Items from a figure collection:
%%

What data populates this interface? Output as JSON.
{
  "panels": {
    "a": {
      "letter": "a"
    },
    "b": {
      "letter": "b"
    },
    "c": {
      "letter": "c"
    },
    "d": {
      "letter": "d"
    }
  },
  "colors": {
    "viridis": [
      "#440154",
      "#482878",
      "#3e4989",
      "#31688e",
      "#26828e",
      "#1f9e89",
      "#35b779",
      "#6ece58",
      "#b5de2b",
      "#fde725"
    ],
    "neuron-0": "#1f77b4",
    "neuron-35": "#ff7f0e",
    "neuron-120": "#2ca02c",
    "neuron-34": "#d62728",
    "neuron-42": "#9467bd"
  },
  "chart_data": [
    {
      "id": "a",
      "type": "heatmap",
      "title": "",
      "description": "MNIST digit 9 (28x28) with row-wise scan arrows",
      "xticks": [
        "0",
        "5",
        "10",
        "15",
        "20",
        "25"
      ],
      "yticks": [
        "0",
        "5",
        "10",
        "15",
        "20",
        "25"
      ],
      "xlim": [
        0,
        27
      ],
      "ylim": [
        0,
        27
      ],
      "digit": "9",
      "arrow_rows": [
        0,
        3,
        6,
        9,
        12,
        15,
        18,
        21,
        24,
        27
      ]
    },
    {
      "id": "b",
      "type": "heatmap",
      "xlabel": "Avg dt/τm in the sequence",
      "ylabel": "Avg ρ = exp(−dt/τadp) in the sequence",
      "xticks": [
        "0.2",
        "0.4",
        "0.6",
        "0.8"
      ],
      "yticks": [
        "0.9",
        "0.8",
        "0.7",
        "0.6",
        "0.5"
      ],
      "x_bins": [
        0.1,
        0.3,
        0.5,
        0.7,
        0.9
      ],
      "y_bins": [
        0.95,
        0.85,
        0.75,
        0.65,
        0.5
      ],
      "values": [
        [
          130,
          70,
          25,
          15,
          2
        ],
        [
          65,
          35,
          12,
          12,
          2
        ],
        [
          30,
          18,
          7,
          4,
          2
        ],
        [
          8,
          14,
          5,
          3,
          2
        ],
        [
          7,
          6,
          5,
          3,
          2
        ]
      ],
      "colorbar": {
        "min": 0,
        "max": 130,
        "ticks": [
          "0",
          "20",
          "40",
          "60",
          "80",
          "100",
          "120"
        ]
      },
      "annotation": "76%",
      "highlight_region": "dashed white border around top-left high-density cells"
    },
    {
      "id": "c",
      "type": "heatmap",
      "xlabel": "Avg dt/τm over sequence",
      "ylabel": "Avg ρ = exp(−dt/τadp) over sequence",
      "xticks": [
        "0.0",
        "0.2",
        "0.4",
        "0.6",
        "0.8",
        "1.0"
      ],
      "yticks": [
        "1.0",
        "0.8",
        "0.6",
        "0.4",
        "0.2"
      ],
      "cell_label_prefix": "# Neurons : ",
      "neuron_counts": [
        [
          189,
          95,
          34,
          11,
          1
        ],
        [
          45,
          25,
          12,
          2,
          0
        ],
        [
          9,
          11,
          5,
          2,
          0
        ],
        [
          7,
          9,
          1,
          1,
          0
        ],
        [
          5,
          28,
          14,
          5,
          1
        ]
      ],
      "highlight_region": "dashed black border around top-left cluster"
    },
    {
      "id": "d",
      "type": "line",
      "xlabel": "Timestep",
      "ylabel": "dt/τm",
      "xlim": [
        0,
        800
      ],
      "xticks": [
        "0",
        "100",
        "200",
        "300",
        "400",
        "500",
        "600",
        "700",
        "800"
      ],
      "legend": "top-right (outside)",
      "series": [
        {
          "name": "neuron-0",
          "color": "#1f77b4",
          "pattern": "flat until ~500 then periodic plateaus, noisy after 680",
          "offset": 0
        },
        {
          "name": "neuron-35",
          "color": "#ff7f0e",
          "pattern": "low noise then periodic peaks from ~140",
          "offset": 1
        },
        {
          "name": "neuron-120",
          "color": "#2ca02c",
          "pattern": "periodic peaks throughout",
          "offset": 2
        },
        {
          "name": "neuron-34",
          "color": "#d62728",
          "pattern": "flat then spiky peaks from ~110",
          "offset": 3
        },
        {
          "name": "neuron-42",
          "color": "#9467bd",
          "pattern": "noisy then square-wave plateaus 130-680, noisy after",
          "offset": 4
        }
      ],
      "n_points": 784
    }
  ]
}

%%

* About this exercise:
Reproduce all the records precisely.

* Solution for this task:
What data populates this interface? Output as JSON.
{
  "panels": {
    "a": {
      "letter": "a"
    },
    "b": {
      "letter": "b"
    },
    "c": {
      "letter": "c"
    },
    "d": {
      "letter": "d"
    }
  },
  "colors": {
    "viridis": [
      "#440154",
      "#482878",
      "#3e4989",
      "#31688e",
      "#26828e",
      "#1f9e89",
      "#35b779",
      "#6ece58",
      "#b5de2b",
      "#fde725"
    ],
    "neuron-0": "#1f77b4",
    "neuron-35": "#ff7f0e",
    "neuron-120": "#2ca02c",
    "neuron-34": "#d62728",
    "neuron-42": "#9467bd"
  },
  "chart_data": [
    {
      "id": "a",
      "type": "heatmap",
      "title": "",
      "description": "MNIST digit 9 (28x28) with row-wise scan arrows",
      "xticks": [
        "0",
        "5",
        "10",
        "15",
        "20",
        "25"
      ],
      "yticks": [
        "0",
        "5",
        "10",
        "15",
        "20",
        "25"
      ],
      "xlim": [
        0,
        27
      ],
      "ylim": [
        0,
        27
      ],
      "digit": "9",
      "arrow_rows": [
        0,
        3,
        6,
        9,
        12,
        15,
        18,
        21,
        24,
        27
      ]
    },
    {
      "id": "b",
      "type": "heatmap",
      "xlabel": "Avg dt/τm in the sequence",
      "ylabel": "Avg ρ = exp(−dt/τadp) in the sequence",
      "xticks": [
        "0.2",
        "0.4",
        "0.6",
        "0.8"
      ],
      "yticks": [
        "0.9",
        "0.8",
        "0.7",
        "0.6",
        "0.5"
      ],
      "x_bins": [
        0.1,
        0.3,
        0.5,
        0.7,
        0.9
      ],
      "y_bins": [
        0.95,
        0.85,
        0.75,
        0.65,
        0.5
      ],
      "values": [
        [
          130,
          70,
          25,
          15,
          2
        ],
        [
          65,
          35,
          12,
          12,
          2
        ],
        [
          30,
          18,
          7,
          4,
          2
        ],
        [
          8,
          14,
          5,
          3,
          2
        ],
        [
          7,
          6,
          5,
          3,
          2
        ]
      ],
      "colorbar": {
        "min": 0,
        "max": 130,
        "ticks": [
          "0",
          "20",
          "40",
          "60",
          "80",
          "100",
          "120"
        ]
      },
      "annotation": "76%",
      "highlight_region": "dashed white border around top-left high-density cells"
    },
    {
      "id": "c",
      "type": "heatmap",
      "xlabel": "Avg dt/τm over sequence",
      "ylabel": "Avg ρ = exp(−dt/τadp) over sequence",
      "xticks": [
        "0.0",
        "0.2",
        "0.4",
        "0.6",
        "0.8",
        "1.0"
      ],
      "yticks": [
        "1.0",
        "0.8",
        "0.6",
        "0.4",
        "0.2"
      ],
      "cell_label_prefix": "# Neurons : ",
      "neuron_counts": [
        [
          189,
          95,
          34,
          11,
          1
        ],
        [
          45,
          25,
          12,
          2,
          0
        ],
        [
          9,
          11,
          5,
          2,
          0
        ],
        [
          7,
          9,
          1,
          1,
          0
        ],
        [
          5,
          28,
          14,
          5,
          1
        ]
      ],
      "highlight_region": "dashed black border around top-left cluster"
    },
    {
      "id": "d",
      "type": "line",
      "xlabel": "Timestep",
      "ylabel": "dt/τm",
      "xlim": [
        0,
        800
      ],
      "xticks": [
        "0",
        "100",
        "200",
        "300",
        "400",
        "500",
        "600",
        "700",
        "800"
      ],
      "legend": "top-right (outside)",
      "series": [
        {
          "name": "neuron-0",
          "color": "#1f77b4",
          "pattern": "flat until ~500 then periodic plateaus, noisy after 680",
          "offset": 0
        },
        {
          "name": "neuron-35",
          "color": "#ff7f0e",
          "pattern": "low noise then periodic peaks from ~140",
          "offset": 1
        },
        {
          "name": "neuron-120",
          "color": "#2ca02c",
          "pattern": "periodic peaks throughout",
          "offset": 2
        },
        {
          "name": "neuron-34",
          "color": "#d62728",
          "pattern": "flat then spiky peaks from ~110",
          "offset": 3
        },
        {
          "name": "neuron-42",
          "color": "#9467bd",
          "pattern": "noisy then square-wave plateaus 130-680, noisy after",
          "offset": 4
        }
      ],
      "n_points": 784
    }
  ]
}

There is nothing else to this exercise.